Exactly reproduce the lines that follow.

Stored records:
+++

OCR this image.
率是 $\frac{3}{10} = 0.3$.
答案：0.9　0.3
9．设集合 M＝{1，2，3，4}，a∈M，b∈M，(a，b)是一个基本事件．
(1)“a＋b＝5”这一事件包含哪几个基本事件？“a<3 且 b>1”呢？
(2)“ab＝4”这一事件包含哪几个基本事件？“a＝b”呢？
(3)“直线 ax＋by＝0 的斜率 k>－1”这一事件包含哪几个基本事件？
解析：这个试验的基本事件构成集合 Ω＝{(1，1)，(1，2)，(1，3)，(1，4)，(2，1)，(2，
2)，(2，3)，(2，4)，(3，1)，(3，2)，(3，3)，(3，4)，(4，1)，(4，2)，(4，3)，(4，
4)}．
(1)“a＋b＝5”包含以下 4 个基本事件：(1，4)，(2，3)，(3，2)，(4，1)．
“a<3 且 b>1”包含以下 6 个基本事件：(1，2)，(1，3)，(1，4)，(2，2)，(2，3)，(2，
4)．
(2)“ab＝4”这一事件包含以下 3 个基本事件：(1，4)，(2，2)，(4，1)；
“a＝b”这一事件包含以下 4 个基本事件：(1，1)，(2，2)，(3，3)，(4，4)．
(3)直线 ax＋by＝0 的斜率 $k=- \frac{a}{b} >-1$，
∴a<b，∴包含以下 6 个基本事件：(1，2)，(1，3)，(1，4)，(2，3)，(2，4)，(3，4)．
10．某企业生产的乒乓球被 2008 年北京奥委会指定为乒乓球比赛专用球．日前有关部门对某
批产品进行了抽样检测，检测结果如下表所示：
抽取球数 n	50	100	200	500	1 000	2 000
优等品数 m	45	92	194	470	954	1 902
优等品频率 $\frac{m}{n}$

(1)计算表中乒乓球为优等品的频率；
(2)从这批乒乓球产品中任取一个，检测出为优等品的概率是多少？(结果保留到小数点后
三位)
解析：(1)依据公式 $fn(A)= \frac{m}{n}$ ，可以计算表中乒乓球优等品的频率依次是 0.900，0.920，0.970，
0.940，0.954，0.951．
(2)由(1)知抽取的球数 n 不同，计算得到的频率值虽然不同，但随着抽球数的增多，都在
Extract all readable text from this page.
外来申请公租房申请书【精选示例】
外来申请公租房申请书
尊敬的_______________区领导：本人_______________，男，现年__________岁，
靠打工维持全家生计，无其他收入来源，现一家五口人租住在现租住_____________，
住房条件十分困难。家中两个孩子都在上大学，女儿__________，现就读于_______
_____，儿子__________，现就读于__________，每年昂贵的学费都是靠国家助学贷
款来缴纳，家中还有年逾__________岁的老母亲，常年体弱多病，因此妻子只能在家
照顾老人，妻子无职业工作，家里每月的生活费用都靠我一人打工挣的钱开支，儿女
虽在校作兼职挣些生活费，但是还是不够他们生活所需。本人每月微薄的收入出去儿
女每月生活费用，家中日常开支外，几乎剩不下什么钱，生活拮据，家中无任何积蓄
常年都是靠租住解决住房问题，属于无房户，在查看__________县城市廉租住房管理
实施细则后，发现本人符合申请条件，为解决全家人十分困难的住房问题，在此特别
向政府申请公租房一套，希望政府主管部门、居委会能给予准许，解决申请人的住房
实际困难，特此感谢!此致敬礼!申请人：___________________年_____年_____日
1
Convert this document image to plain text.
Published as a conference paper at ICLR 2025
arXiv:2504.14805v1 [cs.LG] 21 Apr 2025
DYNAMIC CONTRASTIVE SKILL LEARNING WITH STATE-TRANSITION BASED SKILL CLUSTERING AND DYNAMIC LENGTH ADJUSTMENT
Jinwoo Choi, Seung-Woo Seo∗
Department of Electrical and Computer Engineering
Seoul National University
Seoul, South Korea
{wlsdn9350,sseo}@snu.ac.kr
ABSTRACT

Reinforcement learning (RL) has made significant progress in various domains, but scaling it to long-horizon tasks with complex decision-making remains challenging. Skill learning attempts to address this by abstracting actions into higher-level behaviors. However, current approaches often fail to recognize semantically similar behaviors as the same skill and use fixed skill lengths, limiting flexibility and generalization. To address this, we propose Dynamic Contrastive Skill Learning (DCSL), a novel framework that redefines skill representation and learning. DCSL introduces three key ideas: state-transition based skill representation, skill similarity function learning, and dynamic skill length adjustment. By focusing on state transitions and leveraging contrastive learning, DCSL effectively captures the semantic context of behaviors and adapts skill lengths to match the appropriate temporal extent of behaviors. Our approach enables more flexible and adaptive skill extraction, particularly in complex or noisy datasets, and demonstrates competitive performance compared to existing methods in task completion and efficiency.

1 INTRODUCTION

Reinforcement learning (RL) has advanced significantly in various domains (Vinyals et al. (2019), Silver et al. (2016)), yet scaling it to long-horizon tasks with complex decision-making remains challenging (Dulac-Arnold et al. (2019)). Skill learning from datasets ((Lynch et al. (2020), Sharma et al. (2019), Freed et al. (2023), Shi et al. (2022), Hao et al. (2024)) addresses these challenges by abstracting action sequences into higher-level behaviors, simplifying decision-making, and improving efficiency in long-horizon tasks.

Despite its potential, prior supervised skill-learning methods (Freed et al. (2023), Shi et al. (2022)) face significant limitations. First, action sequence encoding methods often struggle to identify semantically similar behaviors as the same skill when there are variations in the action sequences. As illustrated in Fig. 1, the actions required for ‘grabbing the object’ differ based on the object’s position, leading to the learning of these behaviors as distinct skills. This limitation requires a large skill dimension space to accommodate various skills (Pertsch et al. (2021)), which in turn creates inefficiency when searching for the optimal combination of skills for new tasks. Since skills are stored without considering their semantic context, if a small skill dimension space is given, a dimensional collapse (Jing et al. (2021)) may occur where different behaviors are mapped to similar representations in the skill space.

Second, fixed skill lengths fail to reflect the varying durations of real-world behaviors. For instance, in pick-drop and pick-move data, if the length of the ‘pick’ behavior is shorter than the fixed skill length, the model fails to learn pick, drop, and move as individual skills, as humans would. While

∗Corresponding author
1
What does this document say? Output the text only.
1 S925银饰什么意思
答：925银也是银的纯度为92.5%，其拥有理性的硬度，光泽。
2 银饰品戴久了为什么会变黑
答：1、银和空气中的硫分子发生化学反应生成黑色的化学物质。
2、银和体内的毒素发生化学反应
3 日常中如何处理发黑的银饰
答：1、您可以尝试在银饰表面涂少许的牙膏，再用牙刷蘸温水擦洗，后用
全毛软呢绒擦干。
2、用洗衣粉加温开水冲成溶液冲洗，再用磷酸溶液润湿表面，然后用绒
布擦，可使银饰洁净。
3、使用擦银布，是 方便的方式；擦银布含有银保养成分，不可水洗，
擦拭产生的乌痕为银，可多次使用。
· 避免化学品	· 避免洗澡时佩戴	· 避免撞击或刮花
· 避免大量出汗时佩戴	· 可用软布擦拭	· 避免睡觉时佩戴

+++

§ **The answer**:
OCR this image.
率是 $\frac{3}{10} = 0.3$.
答案：0.9　0.3
9．设集合 M＝{1，2，3，4}，a∈M，b∈M，(a，b)是一个基本事件．
(1)“a＋b＝5”这一事件包含哪几个基本事件？“a<3 且 b>1”呢？
(2)“ab＝4”这一事件包含哪几个基本事件？“a＝b”呢？
(3)“直线 ax＋by＝0 的斜率 k>－1”这一事件包含哪几个基本事件？
解析：这个试验的基本事件构成集合 Ω＝{(1，1)，(1，2)，(1，3)，(1，4)，(2，1)，(2，
2)，(2，3)，(2，4)，(3，1)，(3，2)，(3，3)，(3，4)，(4，1)，(4，2)，(4，3)，(4，
4)}．
(1)“a＋b＝5”包含以下 4 个基本事件：(1，4)，(2，3)，(3，2)，(4，1)．
“a<3 且 b>1”包含以下 6 个基本事件：(1，2)，(1，3)，(1，4)，(2，2)，(2，3)，(2，
4)．
(2)“ab＝4”这一事件包含以下 3 个基本事件：(1，4)，(2，2)，(4，1)；
“a＝b”这一事件包含以下 4 个基本事件：(1，1)，(2，2)，(3，3)，(4，4)．
(3)直线 ax＋by＝0 的斜率 $k=- \frac{a}{b} >-1$，
∴a<b，∴包含以下 6 个基本事件：(1，2)，(1，3)，(1，4)，(2，3)，(2，4)，(3，4)．
10．某企业生产的乒乓球被 2008 年北京奥委会指定为乒乓球比赛专用球．日前有关部门对某
批产品进行了抽样检测，检测结果如下表所示：
抽取球数 n	50	100	200	500	1 000	2 000
优等品数 m	45	92	194	470	954	1 902
优等品频率 $\frac{m}{n}$

(1)计算表中乒乓球为优等品的频率；
(2)从这批乒乓球产品中任取一个，检测出为优等品的概率是多少？(结果保留到小数点后
三位)
解析：(1)依据公式 $fn(A)= \frac{m}{n}$ ，可以计算表中乒乓球优等品的频率依次是 0.900，0.920，0.970，
0.940，0.954，0.951．
(2)由(1)知抽取的球数 n 不同，计算得到的频率值虽然不同，但随着抽球数的增多，都在
Extract all readable text from this page.
外来申请公租房申请书【精选示例】
外来申请公租房申请书
尊敬的_______________区领导：本人_______________，男，现年__________岁，
靠打工维持全家生计，无其他收入来源，现一家五口人租住在现租住_____________，
住房条件十分困难。家中两个孩子都在上大学，女儿__________，现就读于_______
_____，儿子__________，现就读于__________，每年昂贵的学费都是靠国家助学贷
款来缴纳，家中还有年逾__________岁的老母亲，常年体弱多病，因此妻子只能在家
照顾老人，妻子无职业工作，家里每月的生活费用都靠我一人打工挣的钱开支，儿女
虽在校作兼职挣些生活费，但是还是不够他们生活所需。本人每月微薄的收入出去儿
女每月生活费用，家中日常开支外，几乎剩不下什么钱，生活拮据，家中无任何积蓄
常年都是靠租住解决住房问题，属于无房户，在查看__________县城市廉租住房管理
实施细则后，发现本人符合申请条件，为解决全家人十分困难的住房问题，在此特别
向政府申请公租房一套，希望政府主管部门、居委会能给予准许，解决申请人的住房
实际困难，特此感谢!此致敬礼!申请人：___________________年_____年_____日
1
Convert this document image to plain text.
Published as a conference paper at ICLR 2025
arXiv:2504.14805v1 [cs.LG] 21 Apr 2025
DYNAMIC CONTRASTIVE SKILL LEARNING WITH STATE-TRANSITION BASED SKILL CLUSTERING AND DYNAMIC LENGTH ADJUSTMENT
Jinwoo Choi, Seung-Woo Seo∗
Department of Electrical and Computer Engineering
Seoul National University
Seoul, South Korea
{wlsdn9350,sseo}@snu.ac.kr
ABSTRACT

Reinforcement learning (RL) has made significant progress in various domains, but scaling it to long-horizon tasks with complex decision-making remains challenging. Skill learning attempts to address this by abstracting actions into higher-level behaviors. However, current approaches often fail to recognize semantically similar behaviors as the same skill and use fixed skill lengths, limiting flexibility and generalization. To address this, we propose Dynamic Contrastive Skill Learning (DCSL), a novel framework that redefines skill representation and learning. DCSL introduces three key ideas: state-transition based skill representation, skill similarity function learning, and dynamic skill length adjustment. By focusing on state transitions and leveraging contrastive learning, DCSL effectively captures the semantic context of behaviors and adapts skill lengths to match the appropriate temporal extent of behaviors. Our approach enables more flexible and adaptive skill extraction, particularly in complex or noisy datasets, and demonstrates competitive performance compared to existing methods in task completion and efficiency.

1 INTRODUCTION

Reinforcement learning (RL) has advanced significantly in various domains (Vinyals et al. (2019), Silver et al. (2016)), yet scaling it to long-horizon tasks with complex decision-making remains challenging (Dulac-Arnold et al. (2019)). Skill learning from datasets ((Lynch et al. (2020), Sharma et al. (2019), Freed et al. (2023), Shi et al. (2022), Hao et al. (2024)) addresses these challenges by abstracting action sequences into higher-level behaviors, simplifying decision-making, and improving efficiency in long-horizon tasks.

Despite its potential, prior supervised skill-learning methods (Freed et al. (2023), Shi et al. (2022)) face significant limitations. First, action sequence encoding methods often struggle to identify semantically similar behaviors as the same skill when there are variations in the action sequences. As illustrated in Fig. 1, the actions required for ‘grabbing the object’ differ based on the object’s position, leading to the learning of these behaviors as distinct skills. This limitation requires a large skill dimension space to accommodate various skills (Pertsch et al. (2021)), which in turn creates inefficiency when searching for the optimal combination of skills for new tasks. Since skills are stored without considering their semantic context, if a small skill dimension space is given, a dimensional collapse (Jing et al. (2021)) may occur where different behaviors are mapped to similar representations in the skill space.

Second, fixed skill lengths fail to reflect the varying durations of real-world behaviors. For instance, in pick-drop and pick-move data, if the length of the ‘pick’ behavior is shorter than the fixed skill length, the model fails to learn pick, drop, and move as individual skills, as humans would. While

∗Corresponding author
1
What does this document say? Output the text only.
1 S925银饰什么意思
答：925银也是银的纯度为92.5%，其拥有理性的硬度，光泽。
2 银饰品戴久了为什么会变黑
答：1、银和空气中的硫分子发生化学反应生成黑色的化学物质。
2、银和体内的毒素发生化学反应
3 日常中如何处理发黑的银饰
答：1、您可以尝试在银饰表面涂少许的牙膏，再用牙刷蘸温水擦洗，后用
全毛软呢绒擦干。
2、用洗衣粉加温开水冲成溶液冲洗，再用磷酸溶液润湿表面，然后用绒
布擦，可使银饰洁净。
3、使用擦银布，是 方便的方式；擦银布含有银保养成分，不可水洗，
擦拭产生的乌痕为银，可多次使用。
· 避免化学品	· 避免洗澡时佩戴	· 避免撞击或刮花
· 避免大量出汗时佩戴	· 可用软布擦拭	· 避免睡觉时佩戴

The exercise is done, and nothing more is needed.